» YOUR GOAL
Take each line containing the word "MESSAGE" and copy it.

» INPUT
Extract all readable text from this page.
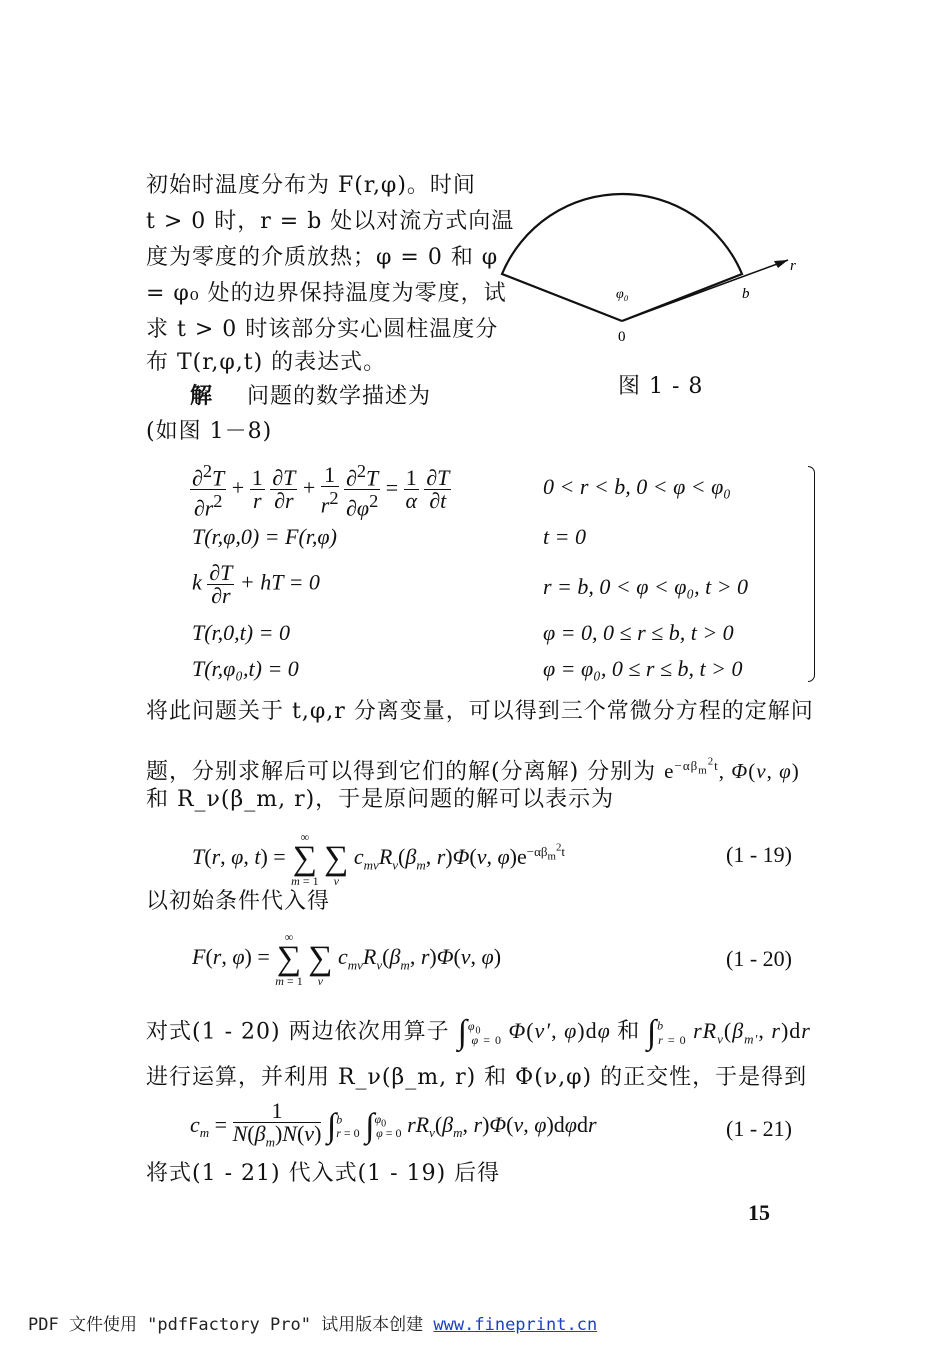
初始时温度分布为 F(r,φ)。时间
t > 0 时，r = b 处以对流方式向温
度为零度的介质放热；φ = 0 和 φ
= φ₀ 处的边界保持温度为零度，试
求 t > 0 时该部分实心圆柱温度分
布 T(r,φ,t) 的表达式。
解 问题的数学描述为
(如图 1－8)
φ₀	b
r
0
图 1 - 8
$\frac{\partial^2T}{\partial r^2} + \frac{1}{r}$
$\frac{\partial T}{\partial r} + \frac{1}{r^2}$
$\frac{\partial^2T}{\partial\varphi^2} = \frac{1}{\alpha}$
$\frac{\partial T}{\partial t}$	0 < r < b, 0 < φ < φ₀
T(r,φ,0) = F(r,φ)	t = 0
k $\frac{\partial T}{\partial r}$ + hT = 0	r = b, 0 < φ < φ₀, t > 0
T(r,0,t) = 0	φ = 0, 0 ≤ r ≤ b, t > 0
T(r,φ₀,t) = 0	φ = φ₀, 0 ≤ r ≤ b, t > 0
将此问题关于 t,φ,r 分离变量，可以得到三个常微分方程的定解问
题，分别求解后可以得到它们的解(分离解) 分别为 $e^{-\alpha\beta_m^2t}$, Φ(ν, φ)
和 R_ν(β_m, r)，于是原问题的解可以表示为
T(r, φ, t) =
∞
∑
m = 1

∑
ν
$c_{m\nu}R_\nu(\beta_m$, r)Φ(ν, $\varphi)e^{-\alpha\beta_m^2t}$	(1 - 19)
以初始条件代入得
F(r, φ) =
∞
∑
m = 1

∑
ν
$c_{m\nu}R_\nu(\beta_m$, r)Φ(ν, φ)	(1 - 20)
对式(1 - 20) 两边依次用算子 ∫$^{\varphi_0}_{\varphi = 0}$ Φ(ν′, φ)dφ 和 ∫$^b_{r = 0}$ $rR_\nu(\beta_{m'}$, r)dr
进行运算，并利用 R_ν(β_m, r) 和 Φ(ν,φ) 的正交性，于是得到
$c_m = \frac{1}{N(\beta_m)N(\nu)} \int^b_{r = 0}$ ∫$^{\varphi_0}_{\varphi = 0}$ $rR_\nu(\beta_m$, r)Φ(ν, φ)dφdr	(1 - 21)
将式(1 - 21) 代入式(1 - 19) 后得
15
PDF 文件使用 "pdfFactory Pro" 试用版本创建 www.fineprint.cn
---
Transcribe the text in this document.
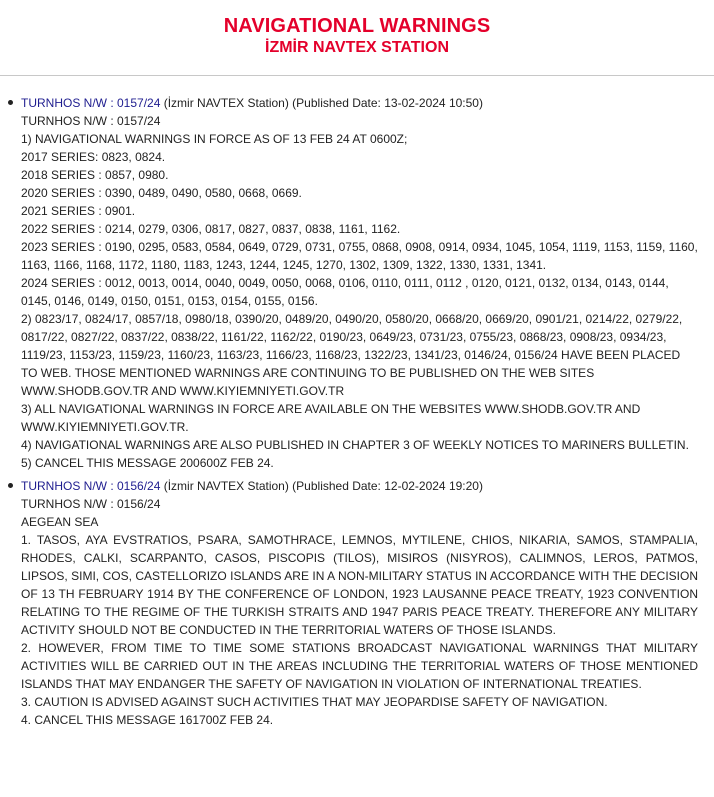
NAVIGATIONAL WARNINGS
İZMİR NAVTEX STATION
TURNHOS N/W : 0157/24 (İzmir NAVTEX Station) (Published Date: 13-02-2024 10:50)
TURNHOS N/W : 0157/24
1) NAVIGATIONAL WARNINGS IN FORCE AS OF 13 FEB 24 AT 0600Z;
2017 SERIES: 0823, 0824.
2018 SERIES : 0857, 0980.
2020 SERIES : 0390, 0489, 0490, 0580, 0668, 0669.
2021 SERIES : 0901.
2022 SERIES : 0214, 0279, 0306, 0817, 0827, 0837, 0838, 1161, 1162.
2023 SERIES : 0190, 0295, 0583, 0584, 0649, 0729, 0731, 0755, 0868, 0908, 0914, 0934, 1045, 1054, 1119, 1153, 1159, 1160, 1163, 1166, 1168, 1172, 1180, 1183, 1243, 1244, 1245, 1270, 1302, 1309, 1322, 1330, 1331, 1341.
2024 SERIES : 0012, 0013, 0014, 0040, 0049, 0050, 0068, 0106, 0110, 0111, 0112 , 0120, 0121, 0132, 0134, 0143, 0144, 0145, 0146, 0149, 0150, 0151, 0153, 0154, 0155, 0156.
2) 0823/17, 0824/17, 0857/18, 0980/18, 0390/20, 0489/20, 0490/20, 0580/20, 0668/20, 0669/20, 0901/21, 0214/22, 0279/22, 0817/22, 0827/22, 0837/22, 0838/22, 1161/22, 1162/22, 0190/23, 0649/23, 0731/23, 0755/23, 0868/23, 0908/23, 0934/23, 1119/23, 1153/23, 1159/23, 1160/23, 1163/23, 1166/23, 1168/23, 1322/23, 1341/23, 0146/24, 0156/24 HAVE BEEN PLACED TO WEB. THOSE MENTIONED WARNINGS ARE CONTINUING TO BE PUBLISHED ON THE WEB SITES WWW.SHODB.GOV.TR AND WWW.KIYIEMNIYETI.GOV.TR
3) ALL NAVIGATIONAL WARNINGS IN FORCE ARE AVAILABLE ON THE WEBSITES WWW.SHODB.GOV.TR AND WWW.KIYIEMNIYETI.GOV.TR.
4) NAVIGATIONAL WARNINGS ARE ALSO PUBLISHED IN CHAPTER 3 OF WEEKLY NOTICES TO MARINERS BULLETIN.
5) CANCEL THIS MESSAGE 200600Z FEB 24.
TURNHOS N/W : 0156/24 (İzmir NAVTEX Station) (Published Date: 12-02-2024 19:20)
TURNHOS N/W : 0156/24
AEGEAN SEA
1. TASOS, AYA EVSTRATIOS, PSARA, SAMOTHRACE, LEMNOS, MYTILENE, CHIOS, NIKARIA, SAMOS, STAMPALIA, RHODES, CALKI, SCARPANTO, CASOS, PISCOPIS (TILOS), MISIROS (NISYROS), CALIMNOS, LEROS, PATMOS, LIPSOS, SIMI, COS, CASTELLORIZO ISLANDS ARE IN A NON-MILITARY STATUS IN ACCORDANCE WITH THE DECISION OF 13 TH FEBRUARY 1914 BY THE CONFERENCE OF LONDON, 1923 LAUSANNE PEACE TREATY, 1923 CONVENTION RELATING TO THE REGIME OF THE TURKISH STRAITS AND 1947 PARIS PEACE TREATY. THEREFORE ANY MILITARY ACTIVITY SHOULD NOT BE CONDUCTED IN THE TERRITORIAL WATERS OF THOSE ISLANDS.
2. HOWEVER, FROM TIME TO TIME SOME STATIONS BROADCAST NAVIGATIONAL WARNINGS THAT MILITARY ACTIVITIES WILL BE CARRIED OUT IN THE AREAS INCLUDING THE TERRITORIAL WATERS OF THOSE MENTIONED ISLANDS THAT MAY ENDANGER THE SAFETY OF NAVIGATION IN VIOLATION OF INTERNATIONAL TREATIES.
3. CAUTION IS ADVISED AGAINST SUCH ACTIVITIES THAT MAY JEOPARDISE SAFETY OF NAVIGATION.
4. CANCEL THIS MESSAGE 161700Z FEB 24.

» RESPONSE TO THIS TASK
5) CANCEL THIS MESSAGE 200600Z FEB 24.
4. CANCEL THIS MESSAGE 161700Z FEB 24.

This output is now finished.